**STATED TASK**
Extract each line containing the string "xlabel".

**ENTRIES PROVIDED**
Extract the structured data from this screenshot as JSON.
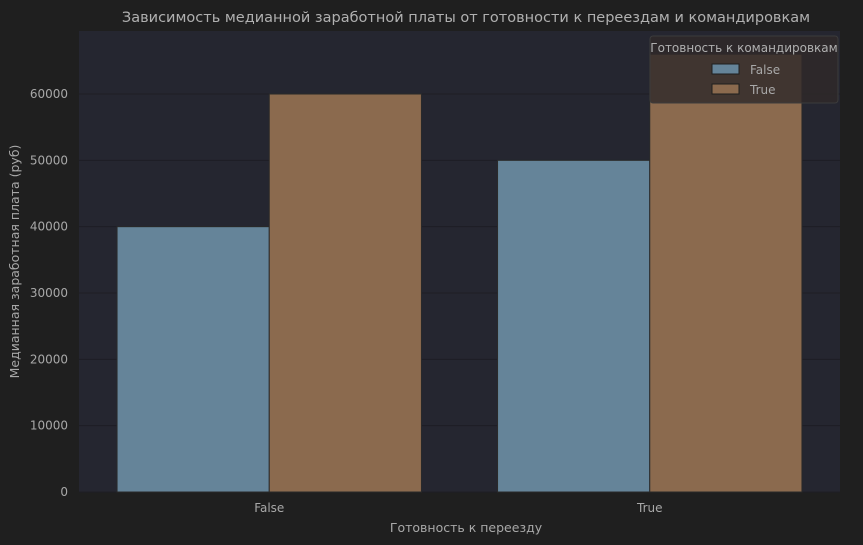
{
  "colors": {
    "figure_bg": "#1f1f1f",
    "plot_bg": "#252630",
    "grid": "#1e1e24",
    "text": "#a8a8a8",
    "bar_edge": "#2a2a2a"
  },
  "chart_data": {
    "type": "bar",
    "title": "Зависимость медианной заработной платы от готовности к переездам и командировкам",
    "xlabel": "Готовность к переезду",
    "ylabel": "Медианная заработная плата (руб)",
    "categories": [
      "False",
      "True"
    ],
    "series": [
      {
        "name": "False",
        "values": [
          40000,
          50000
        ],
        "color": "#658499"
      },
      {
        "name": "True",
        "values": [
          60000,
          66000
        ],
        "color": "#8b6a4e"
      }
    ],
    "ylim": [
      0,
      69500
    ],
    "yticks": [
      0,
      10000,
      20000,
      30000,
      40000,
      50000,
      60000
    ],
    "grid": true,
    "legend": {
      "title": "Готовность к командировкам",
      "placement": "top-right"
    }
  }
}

...

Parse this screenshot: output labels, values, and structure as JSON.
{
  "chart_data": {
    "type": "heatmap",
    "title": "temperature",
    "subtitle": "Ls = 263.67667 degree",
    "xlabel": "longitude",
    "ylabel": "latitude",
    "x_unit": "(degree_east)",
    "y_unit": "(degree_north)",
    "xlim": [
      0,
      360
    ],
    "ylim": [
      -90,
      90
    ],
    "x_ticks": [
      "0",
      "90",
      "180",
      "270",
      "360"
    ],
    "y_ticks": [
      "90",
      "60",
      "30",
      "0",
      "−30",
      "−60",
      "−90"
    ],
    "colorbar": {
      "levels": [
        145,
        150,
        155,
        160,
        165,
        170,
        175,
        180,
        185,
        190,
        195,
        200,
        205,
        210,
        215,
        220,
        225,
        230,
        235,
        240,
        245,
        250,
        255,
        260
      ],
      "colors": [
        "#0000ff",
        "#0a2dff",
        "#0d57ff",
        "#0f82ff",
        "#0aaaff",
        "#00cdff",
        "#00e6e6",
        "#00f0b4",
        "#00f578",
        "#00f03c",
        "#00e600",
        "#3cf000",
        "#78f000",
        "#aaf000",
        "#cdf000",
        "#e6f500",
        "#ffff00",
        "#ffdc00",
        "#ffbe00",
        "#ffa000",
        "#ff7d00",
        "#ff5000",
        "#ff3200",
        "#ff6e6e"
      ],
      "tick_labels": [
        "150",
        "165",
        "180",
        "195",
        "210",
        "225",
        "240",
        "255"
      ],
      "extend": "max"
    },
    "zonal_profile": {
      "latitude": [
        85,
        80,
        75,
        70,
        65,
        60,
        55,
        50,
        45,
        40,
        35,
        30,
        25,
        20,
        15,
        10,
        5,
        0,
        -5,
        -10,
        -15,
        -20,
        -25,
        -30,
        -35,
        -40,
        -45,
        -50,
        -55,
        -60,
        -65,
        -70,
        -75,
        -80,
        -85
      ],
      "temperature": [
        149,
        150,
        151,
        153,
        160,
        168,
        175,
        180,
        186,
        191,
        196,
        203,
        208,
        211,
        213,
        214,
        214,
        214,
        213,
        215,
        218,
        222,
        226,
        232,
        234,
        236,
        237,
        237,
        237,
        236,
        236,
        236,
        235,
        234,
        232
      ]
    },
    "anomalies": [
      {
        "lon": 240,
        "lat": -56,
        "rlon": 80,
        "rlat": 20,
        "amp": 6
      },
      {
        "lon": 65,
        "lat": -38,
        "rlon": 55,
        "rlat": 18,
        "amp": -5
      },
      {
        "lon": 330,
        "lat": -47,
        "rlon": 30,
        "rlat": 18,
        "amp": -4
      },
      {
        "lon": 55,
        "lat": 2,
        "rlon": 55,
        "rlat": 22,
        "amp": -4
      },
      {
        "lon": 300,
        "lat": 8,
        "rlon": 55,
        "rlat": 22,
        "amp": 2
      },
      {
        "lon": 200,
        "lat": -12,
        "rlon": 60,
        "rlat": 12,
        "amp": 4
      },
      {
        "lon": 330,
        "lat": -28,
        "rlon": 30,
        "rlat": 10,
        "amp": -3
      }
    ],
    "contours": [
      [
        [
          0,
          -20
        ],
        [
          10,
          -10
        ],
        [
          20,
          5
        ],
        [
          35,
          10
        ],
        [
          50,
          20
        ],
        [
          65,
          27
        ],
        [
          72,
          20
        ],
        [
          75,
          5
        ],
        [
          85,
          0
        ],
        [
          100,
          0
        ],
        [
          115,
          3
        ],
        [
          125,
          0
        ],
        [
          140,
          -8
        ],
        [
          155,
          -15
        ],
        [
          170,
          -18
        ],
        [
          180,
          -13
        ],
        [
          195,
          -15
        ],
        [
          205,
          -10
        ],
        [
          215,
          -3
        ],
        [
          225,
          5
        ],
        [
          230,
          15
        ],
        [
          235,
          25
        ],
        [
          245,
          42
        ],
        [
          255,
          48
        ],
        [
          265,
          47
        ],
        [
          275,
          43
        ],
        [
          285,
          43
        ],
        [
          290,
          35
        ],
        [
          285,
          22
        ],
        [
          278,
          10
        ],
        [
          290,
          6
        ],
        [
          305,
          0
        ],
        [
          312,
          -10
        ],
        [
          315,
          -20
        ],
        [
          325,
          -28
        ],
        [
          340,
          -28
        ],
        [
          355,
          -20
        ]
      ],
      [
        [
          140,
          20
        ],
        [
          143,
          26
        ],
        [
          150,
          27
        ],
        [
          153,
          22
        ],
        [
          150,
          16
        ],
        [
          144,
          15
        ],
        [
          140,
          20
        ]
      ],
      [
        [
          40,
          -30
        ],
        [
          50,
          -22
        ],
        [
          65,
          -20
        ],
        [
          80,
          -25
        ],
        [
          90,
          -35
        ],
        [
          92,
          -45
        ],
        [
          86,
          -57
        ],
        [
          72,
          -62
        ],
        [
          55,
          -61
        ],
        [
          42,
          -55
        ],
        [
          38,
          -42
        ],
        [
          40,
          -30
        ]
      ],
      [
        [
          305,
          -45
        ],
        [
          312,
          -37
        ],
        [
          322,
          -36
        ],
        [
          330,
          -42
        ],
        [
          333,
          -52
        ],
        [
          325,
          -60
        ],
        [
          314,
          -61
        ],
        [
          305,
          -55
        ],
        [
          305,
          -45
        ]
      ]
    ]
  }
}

**CORRECT OUTPUT**
    "xlabel": "Готовность к переезду",
    "xlabel": "longitude",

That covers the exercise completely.